■ **Written task**: Transcribe the records below exactly.

Stored data
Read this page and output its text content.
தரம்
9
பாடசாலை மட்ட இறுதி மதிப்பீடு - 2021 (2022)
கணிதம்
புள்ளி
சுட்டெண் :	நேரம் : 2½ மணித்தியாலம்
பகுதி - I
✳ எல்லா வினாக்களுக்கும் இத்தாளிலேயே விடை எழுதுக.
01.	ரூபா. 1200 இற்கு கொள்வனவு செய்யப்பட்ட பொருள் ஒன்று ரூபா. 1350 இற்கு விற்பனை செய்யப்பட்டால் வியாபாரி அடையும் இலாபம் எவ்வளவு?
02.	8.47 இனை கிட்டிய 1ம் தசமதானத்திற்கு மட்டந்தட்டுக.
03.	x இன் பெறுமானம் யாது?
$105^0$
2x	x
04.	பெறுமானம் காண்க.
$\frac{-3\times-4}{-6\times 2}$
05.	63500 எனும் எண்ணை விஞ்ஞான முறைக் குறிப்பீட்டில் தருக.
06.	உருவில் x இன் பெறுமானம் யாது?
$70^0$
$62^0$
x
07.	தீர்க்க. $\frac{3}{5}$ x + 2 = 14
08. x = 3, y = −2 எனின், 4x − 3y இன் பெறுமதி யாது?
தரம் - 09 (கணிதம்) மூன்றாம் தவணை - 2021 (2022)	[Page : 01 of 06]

■ **Exercise result**:
Read this page and output its text content.
தரம்
9
பாடசாலை மட்ட இறுதி மதிப்பீடு - 2021 (2022)
கணிதம்
புள்ளி
சுட்டெண் :	நேரம் : 2½ மணித்தியாலம்
பகுதி - I
✳ எல்லா வினாக்களுக்கும் இத்தாளிலேயே விடை எழுதுக.
01.	ரூபா. 1200 இற்கு கொள்வனவு செய்யப்பட்ட பொருள் ஒன்று ரூபா. 1350 இற்கு விற்பனை செய்யப்பட்டால் வியாபாரி அடையும் இலாபம் எவ்வளவு?
02.	8.47 இனை கிட்டிய 1ம் தசமதானத்திற்கு மட்டந்தட்டுக.
03.	x இன் பெறுமானம் யாது?
$105^0$
2x	x
04.	பெறுமானம் காண்க.
$\frac{-3\times-4}{-6\times 2}$
05.	63500 எனும் எண்ணை விஞ்ஞான முறைக் குறிப்பீட்டில் தருக.
06.	உருவில் x இன் பெறுமானம் யாது?
$70^0$
$62^0$
x
07.	தீர்க்க. $\frac{3}{5}$ x + 2 = 14
08. x = 3, y = −2 எனின், 4x − 3y இன் பெறுமதி யாது?
தரம் - 09 (கணிதம்) மூன்றாம் தவணை - 2021 (2022)	[Page : 01 of 06]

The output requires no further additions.